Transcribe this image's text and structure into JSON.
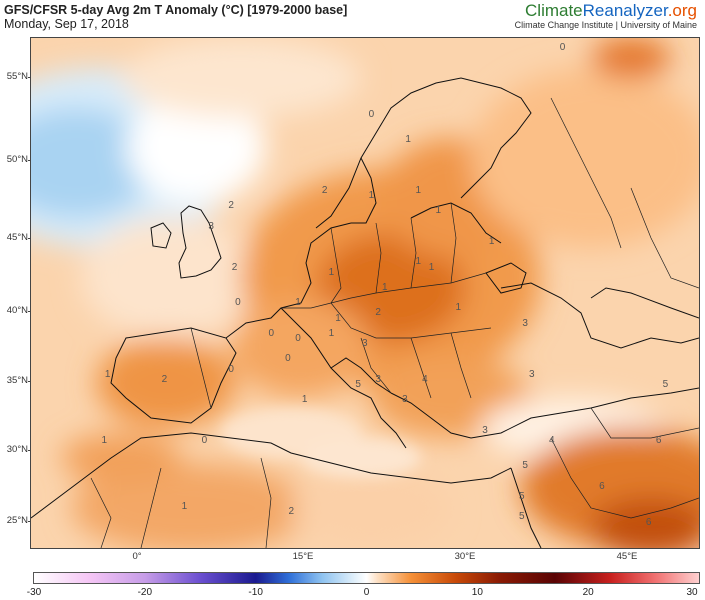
{
  "header": {
    "title": "GFS/CFSR 5-day Avg 2m T Anomaly (°C) [1979-2000 base]",
    "date": "Monday, Sep 17, 2018"
  },
  "brand": {
    "name_part1": "Climate",
    "name_part2": "Reanalyzer",
    "name_part3": ".org",
    "tagline": "Climate Change Institute | University of Maine"
  },
  "map": {
    "lat_labels": [
      "55°N",
      "50°N",
      "45°N",
      "40°N",
      "35°N",
      "30°N",
      "25°N"
    ],
    "lon_labels": [
      "0°",
      "15°E",
      "30°E",
      "45°E"
    ],
    "contour_labels": [
      {
        "text": "0",
        "xf": 0.796,
        "yf": 0.02
      },
      {
        "text": "0",
        "xf": 0.51,
        "yf": 0.15
      },
      {
        "text": "1",
        "xf": 0.565,
        "yf": 0.2
      },
      {
        "text": "2",
        "xf": 0.44,
        "yf": 0.3
      },
      {
        "text": "1",
        "xf": 0.51,
        "yf": 0.31
      },
      {
        "text": "1",
        "xf": 0.58,
        "yf": 0.3
      },
      {
        "text": "1",
        "xf": 0.61,
        "yf": 0.34
      },
      {
        "text": "1",
        "xf": 0.69,
        "yf": 0.4
      },
      {
        "text": "1",
        "xf": 0.58,
        "yf": 0.44
      },
      {
        "text": "1",
        "xf": 0.6,
        "yf": 0.45
      },
      {
        "text": "1",
        "xf": 0.45,
        "yf": 0.46
      },
      {
        "text": "1",
        "xf": 0.53,
        "yf": 0.49
      },
      {
        "text": "2",
        "xf": 0.3,
        "yf": 0.33
      },
      {
        "text": "3",
        "xf": 0.27,
        "yf": 0.37
      },
      {
        "text": "2",
        "xf": 0.305,
        "yf": 0.45
      },
      {
        "text": "0",
        "xf": 0.31,
        "yf": 0.52
      },
      {
        "text": "1",
        "xf": 0.4,
        "yf": 0.52
      },
      {
        "text": "1",
        "xf": 0.46,
        "yf": 0.55
      },
      {
        "text": "2",
        "xf": 0.52,
        "yf": 0.54
      },
      {
        "text": "1",
        "xf": 0.64,
        "yf": 0.53
      },
      {
        "text": "3",
        "xf": 0.74,
        "yf": 0.56
      },
      {
        "text": "0",
        "xf": 0.36,
        "yf": 0.58
      },
      {
        "text": "0",
        "xf": 0.4,
        "yf": 0.59
      },
      {
        "text": "1",
        "xf": 0.45,
        "yf": 0.58
      },
      {
        "text": "3",
        "xf": 0.5,
        "yf": 0.6
      },
      {
        "text": "0",
        "xf": 0.385,
        "yf": 0.63
      },
      {
        "text": "2",
        "xf": 0.2,
        "yf": 0.67
      },
      {
        "text": "0",
        "xf": 0.3,
        "yf": 0.65
      },
      {
        "text": "5",
        "xf": 0.49,
        "yf": 0.68
      },
      {
        "text": "3",
        "xf": 0.52,
        "yf": 0.67
      },
      {
        "text": "4",
        "xf": 0.59,
        "yf": 0.67
      },
      {
        "text": "3",
        "xf": 0.75,
        "yf": 0.66
      },
      {
        "text": "5",
        "xf": 0.95,
        "yf": 0.68
      },
      {
        "text": "1",
        "xf": 0.115,
        "yf": 0.66
      },
      {
        "text": "1",
        "xf": 0.41,
        "yf": 0.71
      },
      {
        "text": "3",
        "xf": 0.56,
        "yf": 0.71
      },
      {
        "text": "1",
        "xf": 0.11,
        "yf": 0.79
      },
      {
        "text": "0",
        "xf": 0.26,
        "yf": 0.79
      },
      {
        "text": "3",
        "xf": 0.68,
        "yf": 0.77
      },
      {
        "text": "4",
        "xf": 0.78,
        "yf": 0.79
      },
      {
        "text": "6",
        "xf": 0.94,
        "yf": 0.79
      },
      {
        "text": "5",
        "xf": 0.74,
        "yf": 0.84
      },
      {
        "text": "1",
        "xf": 0.23,
        "yf": 0.92
      },
      {
        "text": "2",
        "xf": 0.39,
        "yf": 0.93
      },
      {
        "text": "5",
        "xf": 0.735,
        "yf": 0.9
      },
      {
        "text": "5",
        "xf": 0.735,
        "yf": 0.94
      },
      {
        "text": "6",
        "xf": 0.855,
        "yf": 0.88
      },
      {
        "text": "6",
        "xf": 0.925,
        "yf": 0.95
      }
    ]
  },
  "colorbar": {
    "ticks": [
      "-30",
      "-20",
      "-10",
      "0",
      "10",
      "20",
      "30"
    ],
    "stops": [
      {
        "v": -30,
        "color": "#ffffff"
      },
      {
        "v": -25,
        "color": "#f5c6f5"
      },
      {
        "v": -20,
        "color": "#c79de8"
      },
      {
        "v": -15,
        "color": "#6b4fd0"
      },
      {
        "v": -10,
        "color": "#1a1a8f"
      },
      {
        "v": -7,
        "color": "#2f6fd8"
      },
      {
        "v": -4,
        "color": "#8fc3f0"
      },
      {
        "v": -1,
        "color": "#e3f1fb"
      },
      {
        "v": 0,
        "color": "#ffffff"
      },
      {
        "v": 1,
        "color": "#fde0c4"
      },
      {
        "v": 4,
        "color": "#f59038"
      },
      {
        "v": 8,
        "color": "#c84a08"
      },
      {
        "v": 12,
        "color": "#8a1a04"
      },
      {
        "v": 17,
        "color": "#5a0404"
      },
      {
        "v": 22,
        "color": "#c8201e"
      },
      {
        "v": 26,
        "color": "#f07070"
      },
      {
        "v": 30,
        "color": "#ffd0d0"
      }
    ]
  }
}
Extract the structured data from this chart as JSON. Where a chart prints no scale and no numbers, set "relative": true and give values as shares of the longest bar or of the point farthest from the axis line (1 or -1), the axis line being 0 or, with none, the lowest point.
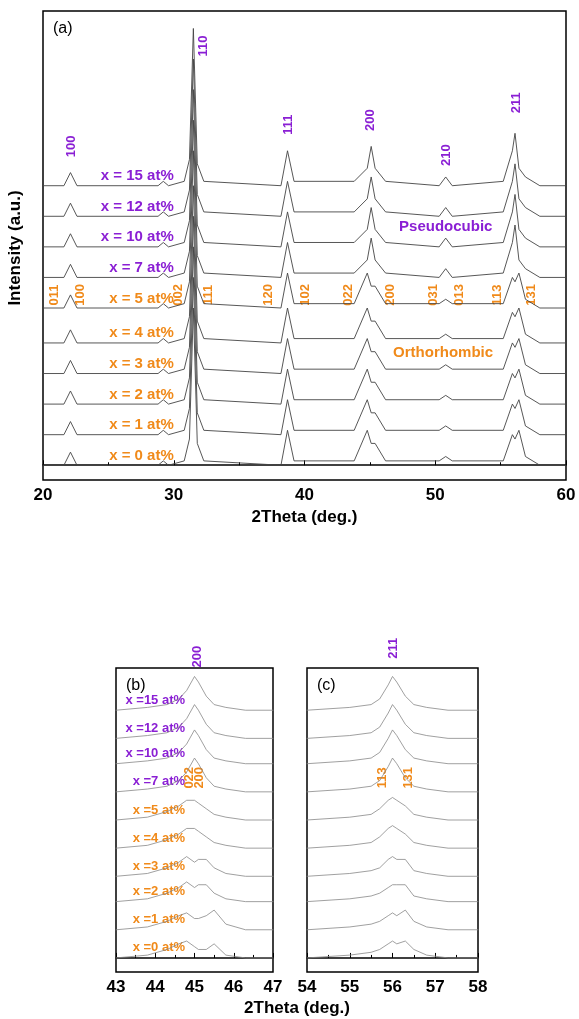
{
  "chart_data": [
    {
      "type": "line",
      "relative": true,
      "title": "(a)",
      "xlabel": "2Theta (deg.)",
      "ylabel": "Intensity (a.u.)",
      "xlim": [
        20,
        60
      ],
      "xticks": [
        20,
        30,
        40,
        50,
        60
      ],
      "legend": false,
      "grid": false,
      "marker": "none",
      "line_style": "solid",
      "x": [
        20,
        21.6,
        22.1,
        22.6,
        28.8,
        29.2,
        29.6,
        30.8,
        31.2,
        31.5,
        31.8,
        32.3,
        38.2,
        38.7,
        39.2,
        43.8,
        44.8,
        45.1,
        45.4,
        46.2,
        50.3,
        50.8,
        51.3,
        55.2,
        55.9,
        56.1,
        56.4,
        56.9,
        58,
        60
      ],
      "series": [
        {
          "name": "x = 0 at%",
          "color": "#444444",
          "values": [
            0,
            0,
            0.03,
            0,
            0,
            0.01,
            0,
            0.01,
            0.06,
            0.36,
            0.05,
            0.01,
            0,
            0.08,
            0.01,
            0.01,
            0.08,
            0.05,
            0.05,
            0.01,
            0.01,
            0.02,
            0.01,
            0.01,
            0.07,
            0.06,
            0.08,
            0.02,
            0,
            0
          ]
        },
        {
          "name": "x = 1 at%",
          "color": "#444444",
          "values": [
            0.07,
            0.07,
            0.1,
            0.07,
            0.07,
            0.08,
            0.07,
            0.08,
            0.13,
            0.43,
            0.12,
            0.08,
            0.07,
            0.15,
            0.08,
            0.08,
            0.15,
            0.12,
            0.12,
            0.08,
            0.08,
            0.09,
            0.08,
            0.08,
            0.14,
            0.13,
            0.15,
            0.09,
            0.07,
            0.07
          ]
        },
        {
          "name": "x = 2 at%",
          "color": "#444444",
          "values": [
            0.14,
            0.14,
            0.17,
            0.14,
            0.14,
            0.15,
            0.14,
            0.15,
            0.2,
            0.5,
            0.19,
            0.15,
            0.14,
            0.22,
            0.15,
            0.15,
            0.22,
            0.19,
            0.19,
            0.15,
            0.15,
            0.16,
            0.15,
            0.15,
            0.21,
            0.2,
            0.22,
            0.16,
            0.14,
            0.14
          ]
        },
        {
          "name": "x = 3 at%",
          "color": "#444444",
          "values": [
            0.21,
            0.21,
            0.24,
            0.21,
            0.21,
            0.22,
            0.21,
            0.22,
            0.27,
            0.57,
            0.26,
            0.22,
            0.21,
            0.29,
            0.22,
            0.22,
            0.29,
            0.26,
            0.26,
            0.22,
            0.22,
            0.23,
            0.22,
            0.22,
            0.28,
            0.27,
            0.29,
            0.23,
            0.21,
            0.21
          ]
        },
        {
          "name": "x = 4 at%",
          "color": "#444444",
          "values": [
            0.28,
            0.28,
            0.31,
            0.28,
            0.28,
            0.29,
            0.28,
            0.29,
            0.34,
            0.64,
            0.33,
            0.29,
            0.28,
            0.36,
            0.29,
            0.29,
            0.36,
            0.33,
            0.33,
            0.29,
            0.29,
            0.3,
            0.29,
            0.29,
            0.35,
            0.34,
            0.36,
            0.3,
            0.28,
            0.28
          ]
        },
        {
          "name": "x = 5 at%",
          "color": "#444444",
          "values": [
            0.36,
            0.36,
            0.39,
            0.36,
            0.36,
            0.37,
            0.36,
            0.37,
            0.42,
            0.72,
            0.41,
            0.37,
            0.36,
            0.44,
            0.37,
            0.37,
            0.44,
            0.41,
            0.41,
            0.37,
            0.37,
            0.38,
            0.37,
            0.37,
            0.43,
            0.42,
            0.44,
            0.38,
            0.36,
            0.36
          ]
        },
        {
          "name": "x = 7 at%",
          "color": "#444444",
          "values": [
            0.43,
            0.43,
            0.46,
            0.43,
            0.43,
            0.44,
            0.43,
            0.44,
            0.49,
            0.79,
            0.48,
            0.44,
            0.43,
            0.51,
            0.44,
            0.44,
            0.47,
            0.52,
            0.47,
            0.44,
            0.43,
            0.45,
            0.43,
            0.44,
            0.51,
            0.55,
            0.47,
            0.45,
            0.43,
            0.43
          ]
        },
        {
          "name": "x = 10 at%",
          "color": "#444444",
          "values": [
            0.5,
            0.5,
            0.53,
            0.5,
            0.5,
            0.51,
            0.5,
            0.51,
            0.56,
            0.86,
            0.55,
            0.51,
            0.5,
            0.58,
            0.51,
            0.51,
            0.54,
            0.59,
            0.54,
            0.51,
            0.5,
            0.52,
            0.5,
            0.51,
            0.58,
            0.62,
            0.54,
            0.52,
            0.5,
            0.5
          ]
        },
        {
          "name": "x = 12 at%",
          "color": "#444444",
          "values": [
            0.57,
            0.57,
            0.6,
            0.57,
            0.57,
            0.58,
            0.57,
            0.58,
            0.63,
            0.93,
            0.62,
            0.58,
            0.57,
            0.65,
            0.58,
            0.58,
            0.61,
            0.66,
            0.61,
            0.58,
            0.57,
            0.59,
            0.57,
            0.58,
            0.65,
            0.69,
            0.61,
            0.59,
            0.57,
            0.57
          ]
        },
        {
          "name": "x = 15 at%",
          "color": "#444444",
          "values": [
            0.64,
            0.64,
            0.67,
            0.64,
            0.64,
            0.65,
            0.64,
            0.65,
            0.7,
            1,
            0.69,
            0.65,
            0.64,
            0.72,
            0.65,
            0.65,
            0.68,
            0.73,
            0.68,
            0.65,
            0.64,
            0.66,
            0.64,
            0.65,
            0.72,
            0.76,
            0.68,
            0.66,
            0.64,
            0.64
          ]
        }
      ],
      "annotations": [
        "100",
        "110",
        "111",
        "200",
        "210",
        "211",
        "Pseudocubic",
        "011",
        "100",
        "002",
        "111",
        "120",
        "102",
        "022",
        "200",
        "031",
        "013",
        "113",
        "131",
        "Orthorhombic"
      ]
    },
    {
      "type": "line",
      "relative": true,
      "title": "(b)",
      "xlabel": "2Theta (deg.)",
      "xlim": [
        43,
        47
      ],
      "xticks": [
        43,
        44,
        45,
        46,
        47
      ],
      "legend": false,
      "grid": false,
      "marker": "none",
      "line_style": "solid",
      "x": [
        43,
        43.8,
        44.3,
        44.6,
        44.8,
        45.0,
        45.1,
        45.3,
        45.5,
        45.8,
        46.3,
        47
      ],
      "series": [
        {
          "name": "x =0 at%",
          "color": "#888888",
          "values": [
            0,
            0.01,
            0.03,
            0.05,
            0.06,
            0.04,
            0.03,
            0.03,
            0.05,
            0.01,
            0,
            0
          ]
        },
        {
          "name": "x =1 at%",
          "color": "#888888",
          "values": [
            0.1,
            0.11,
            0.13,
            0.15,
            0.16,
            0.14,
            0.14,
            0.15,
            0.17,
            0.12,
            0.1,
            0.1
          ]
        },
        {
          "name": "x =2 at%",
          "color": "#888888",
          "values": [
            0.2,
            0.21,
            0.23,
            0.25,
            0.27,
            0.25,
            0.26,
            0.26,
            0.23,
            0.21,
            0.2,
            0.2
          ]
        },
        {
          "name": "x =3 at%",
          "color": "#888888",
          "values": [
            0.29,
            0.3,
            0.32,
            0.34,
            0.36,
            0.34,
            0.35,
            0.35,
            0.32,
            0.3,
            0.29,
            0.29
          ]
        },
        {
          "name": "x =4 at%",
          "color": "#888888",
          "values": [
            0.39,
            0.4,
            0.42,
            0.44,
            0.46,
            0.46,
            0.45,
            0.43,
            0.41,
            0.4,
            0.39,
            0.39
          ]
        },
        {
          "name": "x =5 at%",
          "color": "#888888",
          "values": [
            0.49,
            0.5,
            0.52,
            0.54,
            0.56,
            0.56,
            0.55,
            0.53,
            0.51,
            0.5,
            0.49,
            0.49
          ]
        },
        {
          "name": "x =7 at%",
          "color": "#888888",
          "values": [
            0.59,
            0.6,
            0.61,
            0.63,
            0.66,
            0.71,
            0.69,
            0.64,
            0.61,
            0.6,
            0.59,
            0.59
          ]
        },
        {
          "name": "x =10 at%",
          "color": "#888888",
          "values": [
            0.69,
            0.7,
            0.71,
            0.73,
            0.76,
            0.81,
            0.79,
            0.74,
            0.71,
            0.7,
            0.69,
            0.69
          ]
        },
        {
          "name": "x =12 at%",
          "color": "#888888",
          "values": [
            0.78,
            0.79,
            0.8,
            0.82,
            0.85,
            0.9,
            0.88,
            0.83,
            0.8,
            0.79,
            0.78,
            0.78
          ]
        },
        {
          "name": "x =15 at%",
          "color": "#888888",
          "values": [
            0.88,
            0.89,
            0.9,
            0.92,
            0.95,
            1,
            0.98,
            0.93,
            0.9,
            0.89,
            0.88,
            0.88
          ]
        }
      ],
      "annotations": [
        "200",
        "022",
        "200"
      ]
    },
    {
      "type": "line",
      "relative": true,
      "title": "(c)",
      "xlim": [
        54,
        58
      ],
      "xticks": [
        54,
        55,
        56,
        57,
        58
      ],
      "legend": false,
      "grid": false,
      "marker": "none",
      "line_style": "solid",
      "x": [
        54,
        55,
        55.5,
        55.7,
        55.9,
        56.0,
        56.1,
        56.3,
        56.5,
        56.8,
        57.3,
        58
      ],
      "series": [
        {
          "color": "#888888",
          "values": [
            0,
            0.01,
            0.02,
            0.03,
            0.05,
            0.06,
            0.05,
            0.06,
            0.03,
            0.01,
            0,
            0
          ]
        },
        {
          "color": "#888888",
          "values": [
            0.1,
            0.11,
            0.12,
            0.13,
            0.15,
            0.16,
            0.15,
            0.17,
            0.13,
            0.11,
            0.1,
            0.1
          ]
        },
        {
          "color": "#888888",
          "values": [
            0.2,
            0.21,
            0.22,
            0.23,
            0.25,
            0.26,
            0.26,
            0.26,
            0.22,
            0.21,
            0.2,
            0.2
          ]
        },
        {
          "color": "#888888",
          "values": [
            0.29,
            0.3,
            0.31,
            0.32,
            0.35,
            0.36,
            0.35,
            0.35,
            0.31,
            0.3,
            0.29,
            0.29
          ]
        },
        {
          "color": "#888888",
          "values": [
            0.39,
            0.4,
            0.41,
            0.43,
            0.46,
            0.47,
            0.46,
            0.44,
            0.41,
            0.4,
            0.39,
            0.39
          ]
        },
        {
          "color": "#888888",
          "values": [
            0.49,
            0.5,
            0.51,
            0.53,
            0.56,
            0.57,
            0.56,
            0.54,
            0.51,
            0.5,
            0.49,
            0.49
          ]
        },
        {
          "color": "#888888",
          "values": [
            0.59,
            0.6,
            0.61,
            0.63,
            0.68,
            0.71,
            0.69,
            0.64,
            0.61,
            0.6,
            0.59,
            0.59
          ]
        },
        {
          "color": "#888888",
          "values": [
            0.69,
            0.7,
            0.71,
            0.73,
            0.78,
            0.81,
            0.79,
            0.74,
            0.71,
            0.7,
            0.69,
            0.69
          ]
        },
        {
          "color": "#888888",
          "values": [
            0.78,
            0.79,
            0.8,
            0.82,
            0.87,
            0.9,
            0.88,
            0.83,
            0.8,
            0.79,
            0.78,
            0.78
          ]
        },
        {
          "color": "#888888",
          "values": [
            0.88,
            0.89,
            0.9,
            0.92,
            0.97,
            1,
            0.98,
            0.93,
            0.9,
            0.89,
            0.88,
            0.88
          ]
        }
      ],
      "annotations": [
        "211",
        "113",
        "131"
      ]
    }
  ]
}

_TASK BRIEF_:
Count the lines above that contain the word "JSON", and give only that number.

_OUTPUT BELOW_:
2